Your objective -
Return all the data, word for word.

Dataset entries on figures -
_ _ _ _

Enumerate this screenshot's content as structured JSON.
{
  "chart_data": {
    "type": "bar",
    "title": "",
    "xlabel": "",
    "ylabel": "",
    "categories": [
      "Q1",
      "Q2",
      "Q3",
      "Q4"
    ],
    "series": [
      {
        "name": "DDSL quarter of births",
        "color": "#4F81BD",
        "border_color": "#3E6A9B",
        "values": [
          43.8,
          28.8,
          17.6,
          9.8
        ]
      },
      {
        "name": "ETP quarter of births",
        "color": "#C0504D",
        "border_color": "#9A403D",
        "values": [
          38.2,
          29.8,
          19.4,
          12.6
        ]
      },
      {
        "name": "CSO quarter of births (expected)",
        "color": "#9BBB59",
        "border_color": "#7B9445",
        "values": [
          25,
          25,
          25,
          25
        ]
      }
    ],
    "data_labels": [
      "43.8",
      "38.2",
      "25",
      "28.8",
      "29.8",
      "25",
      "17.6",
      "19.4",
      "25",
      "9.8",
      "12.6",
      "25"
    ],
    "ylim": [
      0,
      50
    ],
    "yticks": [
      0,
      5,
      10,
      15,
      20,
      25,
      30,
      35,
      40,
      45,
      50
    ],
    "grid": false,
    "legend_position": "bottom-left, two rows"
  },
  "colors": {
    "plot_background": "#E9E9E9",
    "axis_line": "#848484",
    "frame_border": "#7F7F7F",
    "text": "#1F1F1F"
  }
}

_ _ _ _

Solved problem -
Enumerate this screenshot's content as structured JSON.
{
  "chart_data": {
    "type": "bar",
    "title": "",
    "xlabel": "",
    "ylabel": "",
    "categories": [
      "Q1",
      "Q2",
      "Q3",
      "Q4"
    ],
    "series": [
      {
        "name": "DDSL quarter of births",
        "color": "#4F81BD",
        "border_color": "#3E6A9B",
        "values": [
          43.8,
          28.8,
          17.6,
          9.8
        ]
      },
      {
        "name": "ETP quarter of births",
        "color": "#C0504D",
        "border_color": "#9A403D",
        "values": [
          38.2,
          29.8,
          19.4,
          12.6
        ]
      },
      {
        "name": "CSO quarter of births (expected)",
        "color": "#9BBB59",
        "border_color": "#7B9445",
        "values": [
          25,
          25,
          25,
          25
        ]
      }
    ],
    "data_labels": [
      "43.8",
      "38.2",
      "25",
      "28.8",
      "29.8",
      "25",
      "17.6",
      "19.4",
      "25",
      "9.8",
      "12.6",
      "25"
    ],
    "ylim": [
      0,
      50
    ],
    "yticks": [
      0,
      5,
      10,
      15,
      20,
      25,
      30,
      35,
      40,
      45,
      50
    ],
    "grid": false,
    "legend_position": "bottom-left, two rows"
  },
  "colors": {
    "plot_background": "#E9E9E9",
    "axis_line": "#848484",
    "frame_border": "#7F7F7F",
    "text": "#1F1F1F"
  }
}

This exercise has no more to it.